Exercise directions: Your task is to filter the data below down to the lines holding "segment".

Task data:
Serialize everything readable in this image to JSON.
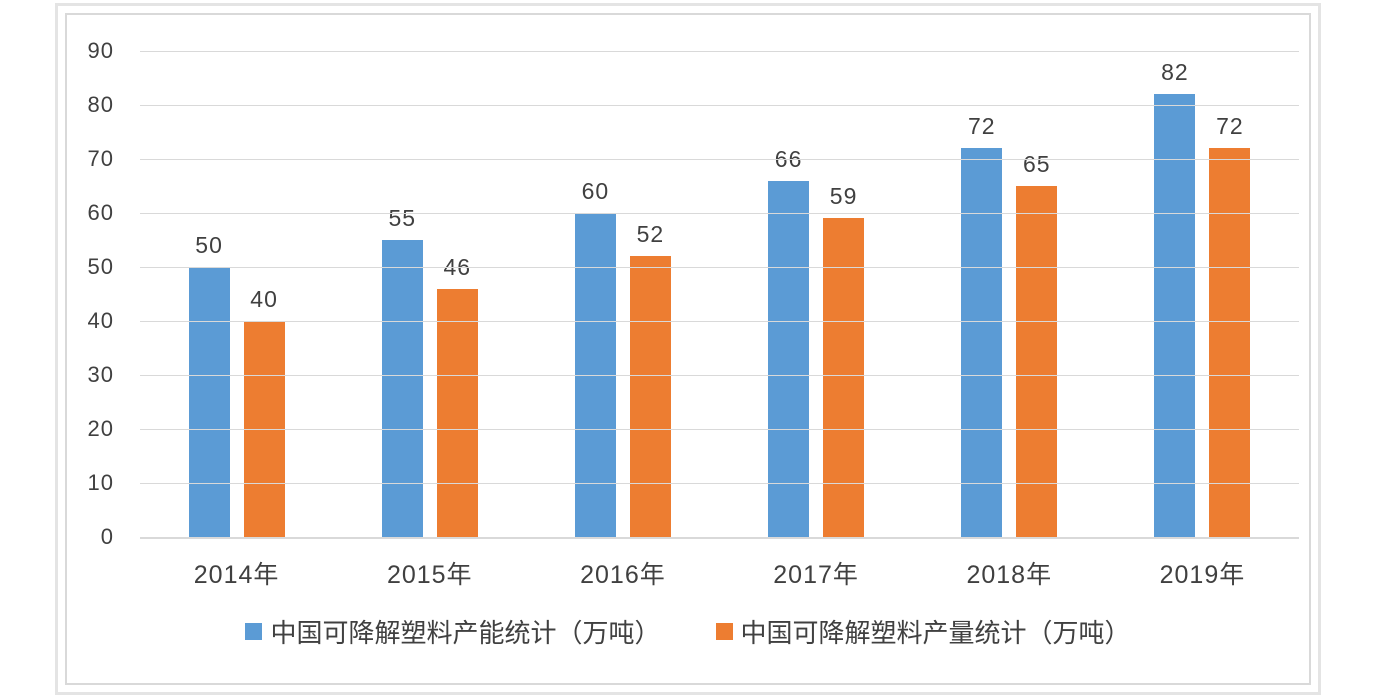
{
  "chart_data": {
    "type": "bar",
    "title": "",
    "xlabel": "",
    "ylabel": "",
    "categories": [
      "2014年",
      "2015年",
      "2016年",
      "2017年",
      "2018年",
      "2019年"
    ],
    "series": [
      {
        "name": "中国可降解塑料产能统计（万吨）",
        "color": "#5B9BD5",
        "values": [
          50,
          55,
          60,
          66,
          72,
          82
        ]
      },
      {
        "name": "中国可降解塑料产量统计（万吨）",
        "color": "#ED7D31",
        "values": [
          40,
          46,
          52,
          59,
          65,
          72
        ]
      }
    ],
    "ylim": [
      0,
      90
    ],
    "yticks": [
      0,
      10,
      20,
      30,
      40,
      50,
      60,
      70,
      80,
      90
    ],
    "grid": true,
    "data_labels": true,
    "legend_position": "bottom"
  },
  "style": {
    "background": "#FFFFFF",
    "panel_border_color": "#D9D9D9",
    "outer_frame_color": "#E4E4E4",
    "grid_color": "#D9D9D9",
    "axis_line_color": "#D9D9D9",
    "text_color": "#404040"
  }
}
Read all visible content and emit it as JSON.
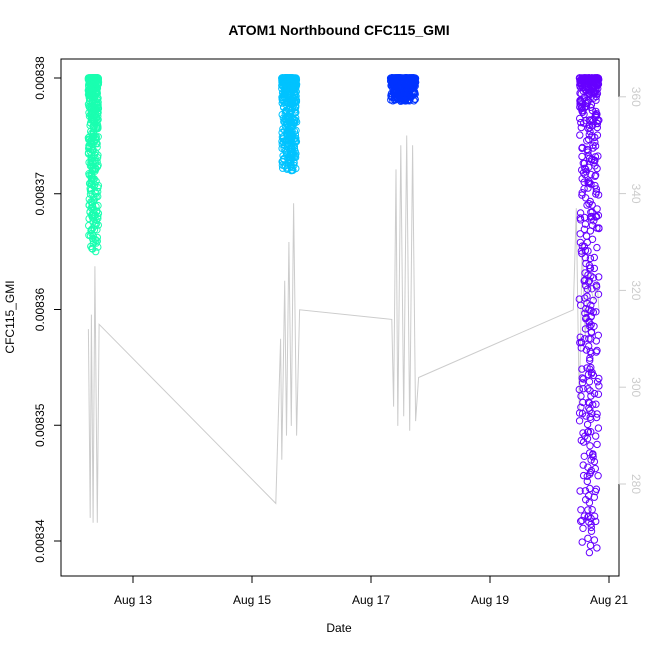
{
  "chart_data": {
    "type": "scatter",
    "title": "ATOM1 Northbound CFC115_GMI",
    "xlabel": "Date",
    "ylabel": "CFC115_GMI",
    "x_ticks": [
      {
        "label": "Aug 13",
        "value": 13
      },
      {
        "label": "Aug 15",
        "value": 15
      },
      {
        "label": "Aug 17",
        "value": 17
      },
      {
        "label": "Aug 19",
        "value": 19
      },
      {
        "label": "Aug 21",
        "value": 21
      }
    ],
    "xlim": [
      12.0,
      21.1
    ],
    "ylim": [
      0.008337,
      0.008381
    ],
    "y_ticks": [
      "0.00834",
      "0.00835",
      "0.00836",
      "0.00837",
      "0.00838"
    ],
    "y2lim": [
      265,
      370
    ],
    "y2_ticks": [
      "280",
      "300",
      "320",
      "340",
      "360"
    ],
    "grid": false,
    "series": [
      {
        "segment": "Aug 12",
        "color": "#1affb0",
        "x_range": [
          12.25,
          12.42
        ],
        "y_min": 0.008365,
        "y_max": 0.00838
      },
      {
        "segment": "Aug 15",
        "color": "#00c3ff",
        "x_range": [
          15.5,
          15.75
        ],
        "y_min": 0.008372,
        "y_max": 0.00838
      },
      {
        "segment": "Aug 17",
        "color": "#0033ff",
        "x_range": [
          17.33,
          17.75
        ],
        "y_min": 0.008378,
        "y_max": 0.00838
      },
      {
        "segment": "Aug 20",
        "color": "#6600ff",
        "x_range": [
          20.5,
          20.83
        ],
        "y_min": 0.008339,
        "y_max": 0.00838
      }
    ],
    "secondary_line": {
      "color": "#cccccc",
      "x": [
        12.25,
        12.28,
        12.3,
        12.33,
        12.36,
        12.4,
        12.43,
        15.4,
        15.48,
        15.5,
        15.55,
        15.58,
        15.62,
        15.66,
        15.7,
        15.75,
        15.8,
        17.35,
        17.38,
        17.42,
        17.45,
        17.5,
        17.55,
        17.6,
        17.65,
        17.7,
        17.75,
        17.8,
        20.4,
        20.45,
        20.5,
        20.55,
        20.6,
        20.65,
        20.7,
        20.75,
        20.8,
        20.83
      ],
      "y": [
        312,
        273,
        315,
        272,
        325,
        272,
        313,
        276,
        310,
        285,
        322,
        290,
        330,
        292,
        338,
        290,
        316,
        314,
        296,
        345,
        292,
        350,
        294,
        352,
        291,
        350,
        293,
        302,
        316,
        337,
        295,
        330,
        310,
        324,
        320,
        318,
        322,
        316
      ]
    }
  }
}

* * *

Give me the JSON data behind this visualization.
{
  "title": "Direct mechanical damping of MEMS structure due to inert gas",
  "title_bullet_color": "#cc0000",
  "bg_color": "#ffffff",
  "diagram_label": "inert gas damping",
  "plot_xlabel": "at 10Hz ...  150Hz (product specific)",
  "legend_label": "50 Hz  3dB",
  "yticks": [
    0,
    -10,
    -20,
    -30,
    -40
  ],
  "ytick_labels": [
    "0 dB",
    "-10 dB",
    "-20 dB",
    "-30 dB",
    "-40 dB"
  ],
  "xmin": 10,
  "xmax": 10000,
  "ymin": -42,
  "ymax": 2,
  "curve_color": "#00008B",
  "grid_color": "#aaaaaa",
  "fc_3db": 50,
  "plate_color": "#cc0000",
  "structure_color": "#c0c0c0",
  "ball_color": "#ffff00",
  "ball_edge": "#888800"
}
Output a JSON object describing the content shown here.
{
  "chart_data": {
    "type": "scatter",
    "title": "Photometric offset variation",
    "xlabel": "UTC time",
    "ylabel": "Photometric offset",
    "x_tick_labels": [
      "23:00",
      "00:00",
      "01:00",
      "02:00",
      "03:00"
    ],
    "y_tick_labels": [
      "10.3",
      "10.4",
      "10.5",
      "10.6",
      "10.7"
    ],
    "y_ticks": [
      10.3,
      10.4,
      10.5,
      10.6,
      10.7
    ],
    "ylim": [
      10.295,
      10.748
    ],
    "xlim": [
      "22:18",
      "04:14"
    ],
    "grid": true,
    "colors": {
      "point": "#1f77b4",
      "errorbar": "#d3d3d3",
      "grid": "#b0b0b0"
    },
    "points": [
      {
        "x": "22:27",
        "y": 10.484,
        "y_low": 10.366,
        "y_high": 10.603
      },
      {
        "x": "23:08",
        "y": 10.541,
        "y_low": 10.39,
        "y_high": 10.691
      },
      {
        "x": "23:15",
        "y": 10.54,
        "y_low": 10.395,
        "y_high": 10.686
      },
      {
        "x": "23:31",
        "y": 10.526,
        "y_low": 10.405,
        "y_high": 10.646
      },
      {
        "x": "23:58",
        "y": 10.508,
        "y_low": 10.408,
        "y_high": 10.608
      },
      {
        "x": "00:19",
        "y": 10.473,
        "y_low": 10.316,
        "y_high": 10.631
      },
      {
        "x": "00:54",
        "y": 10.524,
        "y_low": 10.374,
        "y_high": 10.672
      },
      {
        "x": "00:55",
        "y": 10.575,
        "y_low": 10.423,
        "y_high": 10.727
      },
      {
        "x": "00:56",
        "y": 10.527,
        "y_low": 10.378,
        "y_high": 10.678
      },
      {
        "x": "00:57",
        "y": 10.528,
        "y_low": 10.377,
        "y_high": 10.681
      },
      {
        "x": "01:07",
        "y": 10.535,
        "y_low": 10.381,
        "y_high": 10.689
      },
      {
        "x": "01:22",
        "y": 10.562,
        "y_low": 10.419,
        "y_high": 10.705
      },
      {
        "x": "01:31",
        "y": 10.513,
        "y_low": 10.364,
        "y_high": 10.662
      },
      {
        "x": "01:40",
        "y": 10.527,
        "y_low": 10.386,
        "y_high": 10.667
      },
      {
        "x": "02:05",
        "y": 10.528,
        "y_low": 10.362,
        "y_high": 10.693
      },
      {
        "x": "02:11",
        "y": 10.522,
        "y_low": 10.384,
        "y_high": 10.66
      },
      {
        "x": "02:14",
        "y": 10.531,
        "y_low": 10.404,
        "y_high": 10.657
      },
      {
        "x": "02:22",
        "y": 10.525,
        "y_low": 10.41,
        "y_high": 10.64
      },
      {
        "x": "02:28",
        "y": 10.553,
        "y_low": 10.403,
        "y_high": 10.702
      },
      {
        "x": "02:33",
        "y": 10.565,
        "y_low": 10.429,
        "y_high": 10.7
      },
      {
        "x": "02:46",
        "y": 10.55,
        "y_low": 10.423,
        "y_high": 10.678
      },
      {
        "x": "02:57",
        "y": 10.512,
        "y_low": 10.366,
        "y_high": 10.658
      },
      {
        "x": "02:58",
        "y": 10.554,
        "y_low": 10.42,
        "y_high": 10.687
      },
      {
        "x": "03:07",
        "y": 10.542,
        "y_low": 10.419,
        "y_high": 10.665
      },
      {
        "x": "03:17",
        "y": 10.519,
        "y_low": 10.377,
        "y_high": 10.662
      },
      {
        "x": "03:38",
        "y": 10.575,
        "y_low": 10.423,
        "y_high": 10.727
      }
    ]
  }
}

Task answer:
        "segment": "Aug 12",
        "segment": "Aug 15",
        "segment": "Aug 17",
        "segment": "Aug 20",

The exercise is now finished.